| Request |
Retype all of the entries word for word.
--- START ---
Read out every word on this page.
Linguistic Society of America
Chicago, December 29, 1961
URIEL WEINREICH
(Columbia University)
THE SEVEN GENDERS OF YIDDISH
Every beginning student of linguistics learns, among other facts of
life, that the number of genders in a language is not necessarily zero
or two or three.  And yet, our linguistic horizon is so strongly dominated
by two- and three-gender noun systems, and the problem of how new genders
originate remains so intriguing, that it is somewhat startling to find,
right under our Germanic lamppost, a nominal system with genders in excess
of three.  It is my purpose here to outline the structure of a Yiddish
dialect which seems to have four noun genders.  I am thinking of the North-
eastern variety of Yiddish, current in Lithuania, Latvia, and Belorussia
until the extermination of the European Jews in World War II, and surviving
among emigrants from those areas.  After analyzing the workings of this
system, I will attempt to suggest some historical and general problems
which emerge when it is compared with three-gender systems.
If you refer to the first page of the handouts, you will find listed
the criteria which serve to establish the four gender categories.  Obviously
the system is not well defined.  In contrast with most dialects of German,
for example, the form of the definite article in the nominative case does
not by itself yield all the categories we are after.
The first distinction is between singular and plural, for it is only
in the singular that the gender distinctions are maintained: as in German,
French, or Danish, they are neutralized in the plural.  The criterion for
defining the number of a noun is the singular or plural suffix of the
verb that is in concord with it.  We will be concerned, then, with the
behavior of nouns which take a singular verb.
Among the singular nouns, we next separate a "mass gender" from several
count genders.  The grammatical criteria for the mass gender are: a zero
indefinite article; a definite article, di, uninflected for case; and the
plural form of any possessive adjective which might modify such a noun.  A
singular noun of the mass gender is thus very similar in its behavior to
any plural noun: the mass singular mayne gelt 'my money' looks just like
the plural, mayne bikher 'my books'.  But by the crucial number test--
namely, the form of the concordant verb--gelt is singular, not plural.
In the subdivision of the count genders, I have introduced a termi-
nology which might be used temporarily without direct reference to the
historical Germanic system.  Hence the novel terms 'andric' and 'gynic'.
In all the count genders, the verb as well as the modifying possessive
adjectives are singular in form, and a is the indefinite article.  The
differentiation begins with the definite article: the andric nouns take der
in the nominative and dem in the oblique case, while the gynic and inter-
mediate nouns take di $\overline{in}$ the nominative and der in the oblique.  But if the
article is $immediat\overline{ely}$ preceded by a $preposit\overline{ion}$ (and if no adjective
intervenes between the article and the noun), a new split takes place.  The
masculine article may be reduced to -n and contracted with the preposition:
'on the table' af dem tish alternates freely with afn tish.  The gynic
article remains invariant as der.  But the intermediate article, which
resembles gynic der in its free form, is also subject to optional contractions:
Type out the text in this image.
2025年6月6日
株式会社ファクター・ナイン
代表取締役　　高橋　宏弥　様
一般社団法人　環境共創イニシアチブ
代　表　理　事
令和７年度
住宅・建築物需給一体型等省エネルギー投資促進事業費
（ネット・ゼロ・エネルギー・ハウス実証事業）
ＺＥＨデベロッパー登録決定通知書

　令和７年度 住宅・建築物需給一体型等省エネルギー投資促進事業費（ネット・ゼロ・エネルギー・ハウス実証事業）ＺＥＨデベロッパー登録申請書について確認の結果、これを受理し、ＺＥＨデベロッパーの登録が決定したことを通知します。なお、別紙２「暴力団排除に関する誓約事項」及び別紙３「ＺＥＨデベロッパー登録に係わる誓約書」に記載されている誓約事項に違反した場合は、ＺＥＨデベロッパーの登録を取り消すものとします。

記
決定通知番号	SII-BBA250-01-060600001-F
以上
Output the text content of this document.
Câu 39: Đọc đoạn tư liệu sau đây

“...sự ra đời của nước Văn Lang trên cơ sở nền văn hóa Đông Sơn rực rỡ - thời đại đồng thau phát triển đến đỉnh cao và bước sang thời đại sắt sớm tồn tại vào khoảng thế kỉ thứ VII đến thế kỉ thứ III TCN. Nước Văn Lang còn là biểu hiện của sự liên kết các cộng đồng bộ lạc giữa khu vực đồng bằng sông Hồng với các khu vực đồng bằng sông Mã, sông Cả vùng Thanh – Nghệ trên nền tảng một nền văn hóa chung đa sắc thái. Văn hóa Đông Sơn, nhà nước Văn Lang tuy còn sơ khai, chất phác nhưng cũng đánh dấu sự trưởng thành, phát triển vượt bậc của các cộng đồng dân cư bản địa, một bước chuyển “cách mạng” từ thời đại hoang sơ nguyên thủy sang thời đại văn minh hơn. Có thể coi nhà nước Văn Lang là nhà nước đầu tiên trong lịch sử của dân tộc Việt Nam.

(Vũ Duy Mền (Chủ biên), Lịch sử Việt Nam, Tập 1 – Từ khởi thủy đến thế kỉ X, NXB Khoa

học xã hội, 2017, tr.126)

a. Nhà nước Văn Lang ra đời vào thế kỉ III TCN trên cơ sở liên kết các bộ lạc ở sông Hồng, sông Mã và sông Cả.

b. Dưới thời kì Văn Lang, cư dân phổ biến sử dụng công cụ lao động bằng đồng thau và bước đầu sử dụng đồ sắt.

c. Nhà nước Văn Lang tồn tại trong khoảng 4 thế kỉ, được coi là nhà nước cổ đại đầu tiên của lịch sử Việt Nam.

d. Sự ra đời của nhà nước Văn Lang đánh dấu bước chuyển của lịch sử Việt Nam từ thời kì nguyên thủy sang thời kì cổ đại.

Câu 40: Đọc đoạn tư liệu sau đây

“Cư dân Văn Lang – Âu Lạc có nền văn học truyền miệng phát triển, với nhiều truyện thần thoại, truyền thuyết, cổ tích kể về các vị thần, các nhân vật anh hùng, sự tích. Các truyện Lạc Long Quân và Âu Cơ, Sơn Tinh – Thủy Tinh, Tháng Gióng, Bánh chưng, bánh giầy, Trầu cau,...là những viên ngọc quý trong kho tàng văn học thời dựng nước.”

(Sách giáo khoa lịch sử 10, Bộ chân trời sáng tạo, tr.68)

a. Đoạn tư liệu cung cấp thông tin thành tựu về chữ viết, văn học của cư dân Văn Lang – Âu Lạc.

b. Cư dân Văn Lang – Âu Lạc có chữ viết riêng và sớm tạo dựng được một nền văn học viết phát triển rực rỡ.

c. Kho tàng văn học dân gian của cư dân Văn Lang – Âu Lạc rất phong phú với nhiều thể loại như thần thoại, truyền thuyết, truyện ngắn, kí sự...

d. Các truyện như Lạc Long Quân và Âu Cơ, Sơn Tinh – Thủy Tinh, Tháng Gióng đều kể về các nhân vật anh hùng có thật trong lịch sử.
--- END ---
| Written solution |
Read out every word on this page.
Linguistic Society of America
Chicago, December 29, 1961
URIEL WEINREICH
(Columbia University)
THE SEVEN GENDERS OF YIDDISH
Every beginning student of linguistics learns, among other facts of
life, that the number of genders in a language is not necessarily zero
or two or three.  And yet, our linguistic horizon is so strongly dominated
by two- and three-gender noun systems, and the problem of how new genders
originate remains so intriguing, that it is somewhat startling to find,
right under our Germanic lamppost, a nominal system with genders in excess
of three.  It is my purpose here to outline the structure of a Yiddish
dialect which seems to have four noun genders.  I am thinking of the North-
eastern variety of Yiddish, current in Lithuania, Latvia, and Belorussia
until the extermination of the European Jews in World War II, and surviving
among emigrants from those areas.  After analyzing the workings of this
system, I will attempt to suggest some historical and general problems
which emerge when it is compared with three-gender systems.
If you refer to the first page of the handouts, you will find listed
the criteria which serve to establish the four gender categories.  Obviously
the system is not well defined.  In contrast with most dialects of German,
for example, the form of the definite article in the nominative case does
not by itself yield all the categories we are after.
The first distinction is between singular and plural, for it is only
in the singular that the gender distinctions are maintained: as in German,
French, or Danish, they are neutralized in the plural.  The criterion for
defining the number of a noun is the singular or plural suffix of the
verb that is in concord with it.  We will be concerned, then, with the
behavior of nouns which take a singular verb.
Among the singular nouns, we next separate a "mass gender" from several
count genders.  The grammatical criteria for the mass gender are: a zero
indefinite article; a definite article, di, uninflected for case; and the
plural form of any possessive adjective which might modify such a noun.  A
singular noun of the mass gender is thus very similar in its behavior to
any plural noun: the mass singular mayne gelt 'my money' looks just like
the plural, mayne bikher 'my books'.  But by the crucial number test--
namely, the form of the concordant verb--gelt is singular, not plural.
In the subdivision of the count genders, I have introduced a termi-
nology which might be used temporarily without direct reference to the
historical Germanic system.  Hence the novel terms 'andric' and 'gynic'.
In all the count genders, the verb as well as the modifying possessive
adjectives are singular in form, and a is the indefinite article.  The
differentiation begins with the definite article: the andric nouns take der
in the nominative and dem in the oblique case, while the gynic and inter-
mediate nouns take di $\overline{in}$ the nominative and der in the oblique.  But if the
article is $immediat\overline{ely}$ preceded by a $preposit\overline{ion}$ (and if no adjective
intervenes between the article and the noun), a new split takes place.  The
masculine article may be reduced to -n and contracted with the preposition:
'on the table' af dem tish alternates freely with afn tish.  The gynic
article remains invariant as der.  But the intermediate article, which
resembles gynic der in its free form, is also subject to optional contractions:
Type out the text in this image.
2025年6月6日
株式会社ファクター・ナイン
代表取締役　　高橋　宏弥　様
一般社団法人　環境共創イニシアチブ
代　表　理　事
令和７年度
住宅・建築物需給一体型等省エネルギー投資促進事業費
（ネット・ゼロ・エネルギー・ハウス実証事業）
ＺＥＨデベロッパー登録決定通知書

　令和７年度 住宅・建築物需給一体型等省エネルギー投資促進事業費（ネット・ゼロ・エネルギー・ハウス実証事業）ＺＥＨデベロッパー登録申請書について確認の結果、これを受理し、ＺＥＨデベロッパーの登録が決定したことを通知します。なお、別紙２「暴力団排除に関する誓約事項」及び別紙３「ＺＥＨデベロッパー登録に係わる誓約書」に記載されている誓約事項に違反した場合は、ＺＥＨデベロッパーの登録を取り消すものとします。

記
決定通知番号	SII-BBA250-01-060600001-F
以上
Output the text content of this document.
Câu 39: Đọc đoạn tư liệu sau đây

“...sự ra đời của nước Văn Lang trên cơ sở nền văn hóa Đông Sơn rực rỡ - thời đại đồng thau phát triển đến đỉnh cao và bước sang thời đại sắt sớm tồn tại vào khoảng thế kỉ thứ VII đến thế kỉ thứ III TCN. Nước Văn Lang còn là biểu hiện của sự liên kết các cộng đồng bộ lạc giữa khu vực đồng bằng sông Hồng với các khu vực đồng bằng sông Mã, sông Cả vùng Thanh – Nghệ trên nền tảng một nền văn hóa chung đa sắc thái. Văn hóa Đông Sơn, nhà nước Văn Lang tuy còn sơ khai, chất phác nhưng cũng đánh dấu sự trưởng thành, phát triển vượt bậc của các cộng đồng dân cư bản địa, một bước chuyển “cách mạng” từ thời đại hoang sơ nguyên thủy sang thời đại văn minh hơn. Có thể coi nhà nước Văn Lang là nhà nước đầu tiên trong lịch sử của dân tộc Việt Nam.

(Vũ Duy Mền (Chủ biên), Lịch sử Việt Nam, Tập 1 – Từ khởi thủy đến thế kỉ X, NXB Khoa

học xã hội, 2017, tr.126)

a. Nhà nước Văn Lang ra đời vào thế kỉ III TCN trên cơ sở liên kết các bộ lạc ở sông Hồng, sông Mã và sông Cả.

b. Dưới thời kì Văn Lang, cư dân phổ biến sử dụng công cụ lao động bằng đồng thau và bước đầu sử dụng đồ sắt.

c. Nhà nước Văn Lang tồn tại trong khoảng 4 thế kỉ, được coi là nhà nước cổ đại đầu tiên của lịch sử Việt Nam.

d. Sự ra đời của nhà nước Văn Lang đánh dấu bước chuyển của lịch sử Việt Nam từ thời kì nguyên thủy sang thời kì cổ đại.

Câu 40: Đọc đoạn tư liệu sau đây

“Cư dân Văn Lang – Âu Lạc có nền văn học truyền miệng phát triển, với nhiều truyện thần thoại, truyền thuyết, cổ tích kể về các vị thần, các nhân vật anh hùng, sự tích. Các truyện Lạc Long Quân và Âu Cơ, Sơn Tinh – Thủy Tinh, Tháng Gióng, Bánh chưng, bánh giầy, Trầu cau,...là những viên ngọc quý trong kho tàng văn học thời dựng nước.”

(Sách giáo khoa lịch sử 10, Bộ chân trời sáng tạo, tr.68)

a. Đoạn tư liệu cung cấp thông tin thành tựu về chữ viết, văn học của cư dân Văn Lang – Âu Lạc.

b. Cư dân Văn Lang – Âu Lạc có chữ viết riêng và sớm tạo dựng được một nền văn học viết phát triển rực rỡ.

c. Kho tàng văn học dân gian của cư dân Văn Lang – Âu Lạc rất phong phú với nhiều thể loại như thần thoại, truyền thuyết, truyện ngắn, kí sự...

d. Các truyện như Lạc Long Quân và Âu Cơ, Sơn Tinh – Thủy Tinh, Tháng Gióng đều kể về các nhân vật anh hùng có thật trong lịch sử.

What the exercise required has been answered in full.